◆ Excerpted records ◆

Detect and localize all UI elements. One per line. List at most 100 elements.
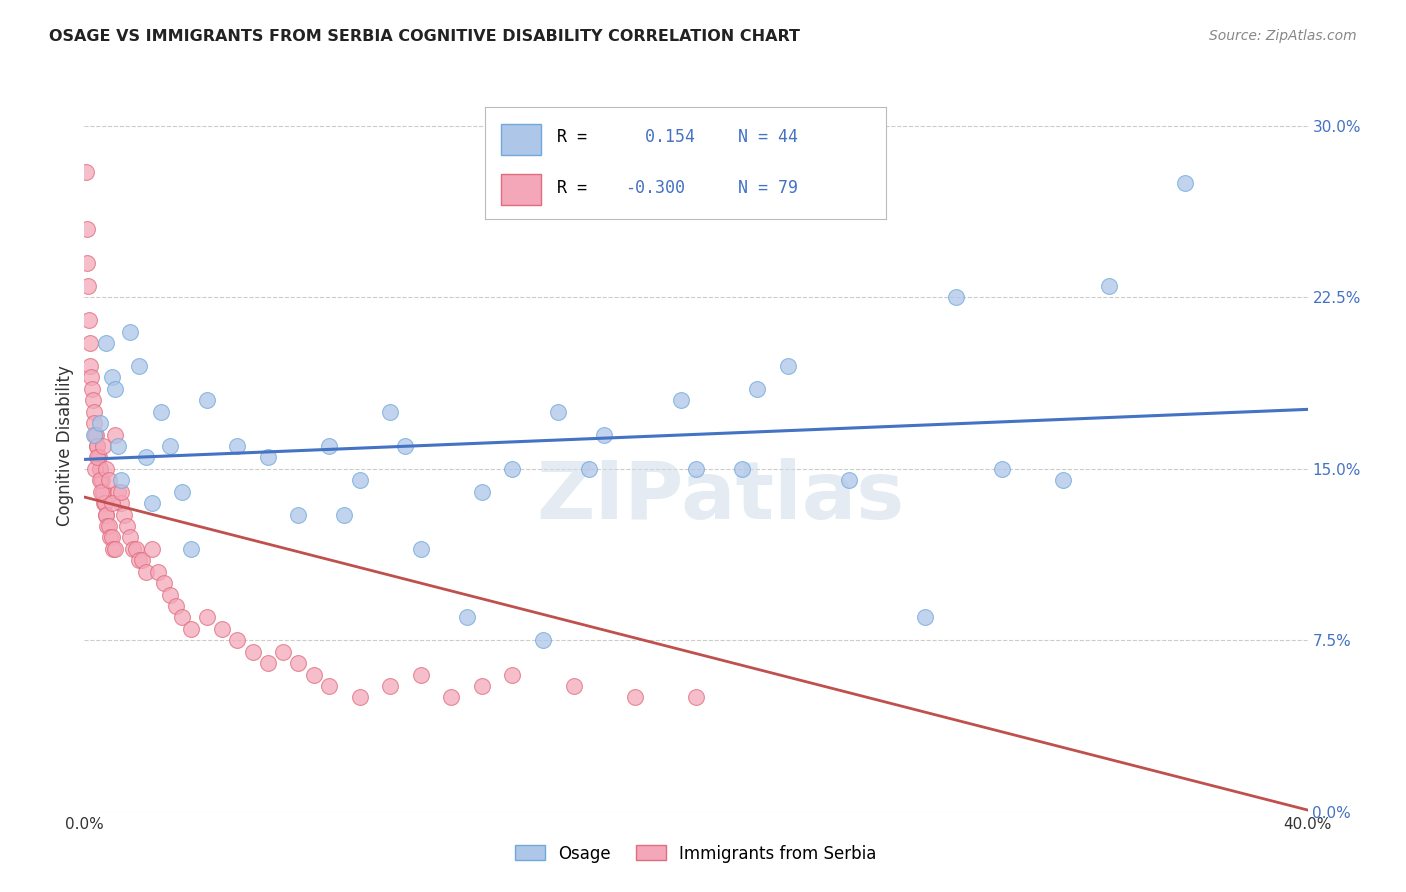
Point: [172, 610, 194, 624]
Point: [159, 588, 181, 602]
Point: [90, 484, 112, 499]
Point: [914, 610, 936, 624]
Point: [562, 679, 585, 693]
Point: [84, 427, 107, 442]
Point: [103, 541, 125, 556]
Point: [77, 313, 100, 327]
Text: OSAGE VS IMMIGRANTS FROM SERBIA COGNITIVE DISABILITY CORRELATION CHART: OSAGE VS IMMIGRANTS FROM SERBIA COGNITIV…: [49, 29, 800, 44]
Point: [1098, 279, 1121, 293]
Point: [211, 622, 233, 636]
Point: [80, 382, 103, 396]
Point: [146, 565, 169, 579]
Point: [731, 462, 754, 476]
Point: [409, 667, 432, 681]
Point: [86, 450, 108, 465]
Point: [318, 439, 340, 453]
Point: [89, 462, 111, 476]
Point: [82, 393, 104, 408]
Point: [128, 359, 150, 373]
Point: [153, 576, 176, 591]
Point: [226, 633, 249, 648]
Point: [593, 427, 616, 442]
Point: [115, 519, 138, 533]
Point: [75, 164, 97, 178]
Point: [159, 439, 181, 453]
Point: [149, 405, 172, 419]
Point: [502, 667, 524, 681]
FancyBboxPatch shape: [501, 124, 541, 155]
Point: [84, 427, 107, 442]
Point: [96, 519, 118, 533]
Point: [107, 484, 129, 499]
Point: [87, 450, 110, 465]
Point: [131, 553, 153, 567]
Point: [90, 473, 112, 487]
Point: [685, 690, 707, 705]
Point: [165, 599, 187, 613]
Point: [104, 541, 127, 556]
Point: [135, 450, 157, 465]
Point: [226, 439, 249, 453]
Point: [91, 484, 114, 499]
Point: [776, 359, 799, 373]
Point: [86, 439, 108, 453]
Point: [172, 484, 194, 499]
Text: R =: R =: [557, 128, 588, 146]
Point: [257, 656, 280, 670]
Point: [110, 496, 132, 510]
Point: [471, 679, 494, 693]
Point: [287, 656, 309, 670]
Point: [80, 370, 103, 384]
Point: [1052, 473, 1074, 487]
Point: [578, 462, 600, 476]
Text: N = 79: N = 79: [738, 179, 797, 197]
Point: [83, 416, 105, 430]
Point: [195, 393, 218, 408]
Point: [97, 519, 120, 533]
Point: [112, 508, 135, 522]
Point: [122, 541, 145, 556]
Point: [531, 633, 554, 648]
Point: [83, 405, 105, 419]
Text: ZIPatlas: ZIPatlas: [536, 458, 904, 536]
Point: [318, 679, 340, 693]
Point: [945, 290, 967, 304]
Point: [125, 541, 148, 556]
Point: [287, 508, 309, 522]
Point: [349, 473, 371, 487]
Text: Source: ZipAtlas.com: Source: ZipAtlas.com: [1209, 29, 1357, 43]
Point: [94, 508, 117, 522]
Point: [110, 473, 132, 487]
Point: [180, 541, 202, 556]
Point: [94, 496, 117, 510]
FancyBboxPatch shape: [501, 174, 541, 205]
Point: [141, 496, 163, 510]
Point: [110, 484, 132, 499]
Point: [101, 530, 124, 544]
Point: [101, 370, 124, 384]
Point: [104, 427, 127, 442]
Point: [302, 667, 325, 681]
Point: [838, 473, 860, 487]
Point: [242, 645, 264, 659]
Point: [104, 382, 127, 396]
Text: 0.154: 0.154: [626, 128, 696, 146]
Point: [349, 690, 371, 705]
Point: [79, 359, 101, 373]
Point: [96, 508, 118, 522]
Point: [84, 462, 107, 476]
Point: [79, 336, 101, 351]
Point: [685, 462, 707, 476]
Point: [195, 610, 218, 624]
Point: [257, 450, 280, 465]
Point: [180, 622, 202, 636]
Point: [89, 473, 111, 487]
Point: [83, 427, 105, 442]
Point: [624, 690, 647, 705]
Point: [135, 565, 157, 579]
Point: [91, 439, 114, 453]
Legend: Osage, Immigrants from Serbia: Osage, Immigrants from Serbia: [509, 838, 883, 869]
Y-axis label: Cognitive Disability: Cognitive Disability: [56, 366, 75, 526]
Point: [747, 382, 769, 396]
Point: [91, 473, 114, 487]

◆ Written exercise ◆
Rewrite the listing above with every instance of "Point" changed to "Marker" and nothing else altered. Omit the pictures from your answer.

◆ Task answer ◆
Detect and localize all UI elements. One per line. List at most 100 elements.
Marker: [172, 610, 194, 624]
Marker: [159, 588, 181, 602]
Marker: [90, 484, 112, 499]
Marker: [914, 610, 936, 624]
Marker: [562, 679, 585, 693]
Marker: [84, 427, 107, 442]
Marker: [103, 541, 125, 556]
Marker: [77, 313, 100, 327]
Text: OSAGE VS IMMIGRANTS FROM SERBIA COGNITIVE DISABILITY CORRELATION CHART: OSAGE VS IMMIGRANTS FROM SERBIA COGNITIV…: [49, 29, 800, 44]
Marker: [1098, 279, 1121, 293]
Marker: [211, 622, 233, 636]
Marker: [80, 382, 103, 396]
Marker: [146, 565, 169, 579]
Marker: [731, 462, 754, 476]
Marker: [409, 667, 432, 681]
Marker: [86, 450, 108, 465]
Marker: [318, 439, 340, 453]
Marker: [89, 462, 111, 476]
Marker: [82, 393, 104, 408]
Marker: [128, 359, 150, 373]
Marker: [153, 576, 176, 591]
Marker: [226, 633, 249, 648]
Marker: [593, 427, 616, 442]
Marker: [115, 519, 138, 533]
Marker: [75, 164, 97, 178]
Marker: [159, 439, 181, 453]
Marker: [149, 405, 172, 419]
Marker: [502, 667, 524, 681]
FancyBboxPatch shape: [501, 124, 541, 155]
Marker: [84, 427, 107, 442]
Marker: [96, 519, 118, 533]
Marker: [107, 484, 129, 499]
Marker: [87, 450, 110, 465]
Marker: [131, 553, 153, 567]
Marker: [90, 473, 112, 487]
Marker: [685, 690, 707, 705]
Marker: [165, 599, 187, 613]
Marker: [104, 541, 127, 556]
Marker: [135, 450, 157, 465]
Marker: [226, 439, 249, 453]
Marker: [91, 484, 114, 499]
Marker: [776, 359, 799, 373]
Marker: [86, 439, 108, 453]
Marker: [172, 484, 194, 499]
Text: R =: R =: [557, 128, 588, 146]
Marker: [257, 656, 280, 670]
Marker: [110, 496, 132, 510]
Marker: [471, 679, 494, 693]
Marker: [287, 656, 309, 670]
Marker: [80, 370, 103, 384]
Marker: [1052, 473, 1074, 487]
Marker: [578, 462, 600, 476]
Text: N = 79: N = 79: [738, 179, 797, 197]
Marker: [83, 416, 105, 430]
Marker: [195, 393, 218, 408]
Marker: [97, 519, 120, 533]
Marker: [112, 508, 135, 522]
Marker: [122, 541, 145, 556]
Marker: [531, 633, 554, 648]
Marker: [83, 405, 105, 419]
Text: ZIPatlas: ZIPatlas: [536, 458, 904, 536]
Marker: [318, 679, 340, 693]
Marker: [945, 290, 967, 304]
Marker: [125, 541, 148, 556]
Marker: [287, 508, 309, 522]
Marker: [349, 473, 371, 487]
Text: Source: ZipAtlas.com: Source: ZipAtlas.com: [1209, 29, 1357, 43]
Marker: [94, 508, 117, 522]
Marker: [110, 473, 132, 487]
Marker: [180, 541, 202, 556]
Marker: [94, 496, 117, 510]
FancyBboxPatch shape: [501, 174, 541, 205]
Marker: [141, 496, 163, 510]
Marker: [110, 484, 132, 499]
Marker: [101, 530, 124, 544]
Marker: [101, 370, 124, 384]
Marker: [104, 427, 127, 442]
Marker: [302, 667, 325, 681]
Marker: [838, 473, 860, 487]
Marker: [242, 645, 264, 659]
Marker: [104, 382, 127, 396]
Text: 0.154: 0.154: [626, 128, 696, 146]
Marker: [349, 690, 371, 705]
Marker: [79, 359, 101, 373]
Marker: [96, 508, 118, 522]
Marker: [84, 462, 107, 476]
Marker: [79, 336, 101, 351]
Marker: [685, 462, 707, 476]
Marker: [195, 610, 218, 624]
Marker: [257, 450, 280, 465]
Marker: [180, 622, 202, 636]
Marker: [89, 473, 111, 487]
Marker: [83, 427, 105, 442]
Marker: [624, 690, 647, 705]
Marker: [135, 565, 157, 579]
Marker: [91, 439, 114, 453]
Legend: Osage, Immigrants from Serbia: Osage, Immigrants from Serbia: [509, 838, 883, 869]
Y-axis label: Cognitive Disability: Cognitive Disability: [56, 366, 75, 526]
Marker: [747, 382, 769, 396]
Marker: [91, 473, 114, 487]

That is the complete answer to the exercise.